--- START ---
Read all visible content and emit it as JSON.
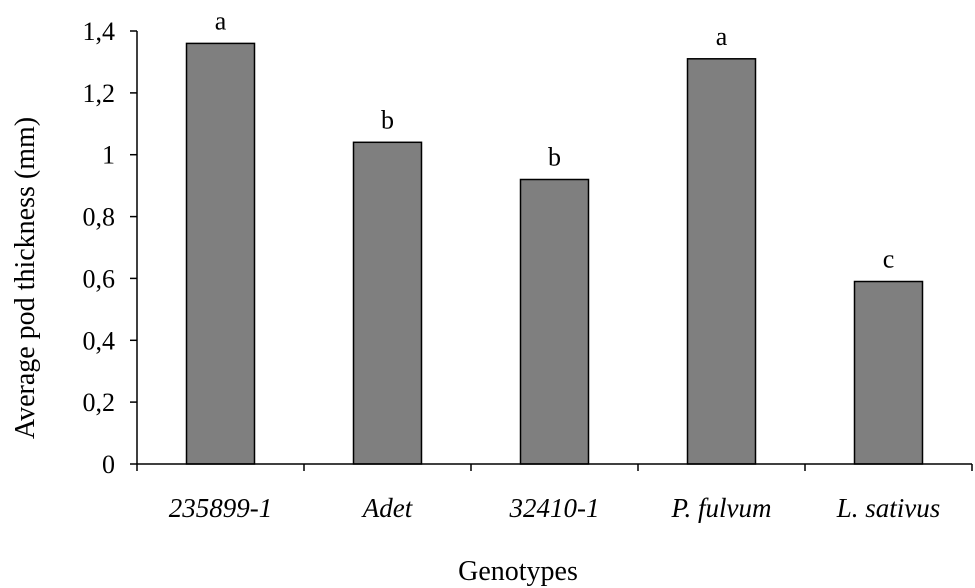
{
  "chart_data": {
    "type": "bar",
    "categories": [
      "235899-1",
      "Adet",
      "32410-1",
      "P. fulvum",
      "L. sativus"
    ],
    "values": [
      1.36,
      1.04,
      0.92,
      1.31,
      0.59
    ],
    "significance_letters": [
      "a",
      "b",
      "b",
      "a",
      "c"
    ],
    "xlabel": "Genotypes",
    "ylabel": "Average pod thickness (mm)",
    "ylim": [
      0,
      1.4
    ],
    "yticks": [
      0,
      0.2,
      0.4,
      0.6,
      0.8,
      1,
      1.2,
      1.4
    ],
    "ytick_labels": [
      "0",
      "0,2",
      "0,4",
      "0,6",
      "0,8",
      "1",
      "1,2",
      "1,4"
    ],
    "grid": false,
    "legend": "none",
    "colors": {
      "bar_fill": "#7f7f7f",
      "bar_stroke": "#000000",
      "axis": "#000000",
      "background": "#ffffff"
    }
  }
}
--- END ---
Task description ▸ Print the complete listing exactly as it stands, without its pictures.

Written response ▸
Read all visible content and emit it as JSON.
{
  "chart_data": {
    "type": "bar",
    "categories": [
      "235899-1",
      "Adet",
      "32410-1",
      "P. fulvum",
      "L. sativus"
    ],
    "values": [
      1.36,
      1.04,
      0.92,
      1.31,
      0.59
    ],
    "significance_letters": [
      "a",
      "b",
      "b",
      "a",
      "c"
    ],
    "xlabel": "Genotypes",
    "ylabel": "Average pod thickness (mm)",
    "ylim": [
      0,
      1.4
    ],
    "yticks": [
      0,
      0.2,
      0.4,
      0.6,
      0.8,
      1,
      1.2,
      1.4
    ],
    "ytick_labels": [
      "0",
      "0,2",
      "0,4",
      "0,6",
      "0,8",
      "1",
      "1,2",
      "1,4"
    ],
    "grid": false,
    "legend": "none",
    "colors": {
      "bar_fill": "#7f7f7f",
      "bar_stroke": "#000000",
      "axis": "#000000",
      "background": "#ffffff"
    }
  }
}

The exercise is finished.